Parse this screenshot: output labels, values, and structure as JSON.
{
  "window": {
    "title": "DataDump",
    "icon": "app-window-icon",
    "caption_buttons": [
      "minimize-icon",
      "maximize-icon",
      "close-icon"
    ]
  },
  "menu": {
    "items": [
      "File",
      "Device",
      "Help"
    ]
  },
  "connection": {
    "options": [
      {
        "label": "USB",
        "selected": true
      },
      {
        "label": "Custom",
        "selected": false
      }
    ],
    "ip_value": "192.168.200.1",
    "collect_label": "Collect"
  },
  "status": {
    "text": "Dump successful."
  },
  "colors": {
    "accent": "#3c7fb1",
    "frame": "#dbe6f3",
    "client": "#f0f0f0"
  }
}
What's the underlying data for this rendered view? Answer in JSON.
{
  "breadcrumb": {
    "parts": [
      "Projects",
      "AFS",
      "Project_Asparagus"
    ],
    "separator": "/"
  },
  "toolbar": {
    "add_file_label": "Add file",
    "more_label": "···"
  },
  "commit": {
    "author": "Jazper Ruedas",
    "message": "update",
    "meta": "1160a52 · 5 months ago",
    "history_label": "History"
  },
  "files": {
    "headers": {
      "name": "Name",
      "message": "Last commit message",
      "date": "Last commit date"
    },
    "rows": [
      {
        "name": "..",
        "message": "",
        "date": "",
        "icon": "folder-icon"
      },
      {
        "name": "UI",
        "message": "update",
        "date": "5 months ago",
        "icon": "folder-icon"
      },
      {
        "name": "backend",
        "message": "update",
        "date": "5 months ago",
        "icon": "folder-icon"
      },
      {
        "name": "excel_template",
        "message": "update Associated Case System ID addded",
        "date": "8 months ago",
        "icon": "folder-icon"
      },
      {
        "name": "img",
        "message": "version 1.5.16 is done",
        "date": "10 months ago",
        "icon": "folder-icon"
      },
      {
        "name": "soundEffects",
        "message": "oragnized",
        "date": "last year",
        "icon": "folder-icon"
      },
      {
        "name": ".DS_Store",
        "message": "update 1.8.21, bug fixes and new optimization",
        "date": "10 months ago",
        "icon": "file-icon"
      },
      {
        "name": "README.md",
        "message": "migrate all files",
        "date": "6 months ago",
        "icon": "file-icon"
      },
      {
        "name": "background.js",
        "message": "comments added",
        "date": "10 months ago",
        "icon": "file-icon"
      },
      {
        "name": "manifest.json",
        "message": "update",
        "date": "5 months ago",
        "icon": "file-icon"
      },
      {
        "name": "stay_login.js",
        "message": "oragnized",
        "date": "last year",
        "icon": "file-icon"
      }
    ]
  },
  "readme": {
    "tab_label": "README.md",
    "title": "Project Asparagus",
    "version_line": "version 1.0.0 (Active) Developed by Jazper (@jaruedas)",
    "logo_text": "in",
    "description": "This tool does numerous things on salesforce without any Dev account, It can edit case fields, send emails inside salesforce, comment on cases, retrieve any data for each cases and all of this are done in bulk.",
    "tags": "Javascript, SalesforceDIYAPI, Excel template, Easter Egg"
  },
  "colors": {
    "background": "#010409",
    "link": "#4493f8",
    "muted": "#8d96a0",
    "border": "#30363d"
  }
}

Your objective. Which lines of the data include "title"? Copy each of them.

In response.
    "title": "DataDump",
    "title": "Project Asparagus",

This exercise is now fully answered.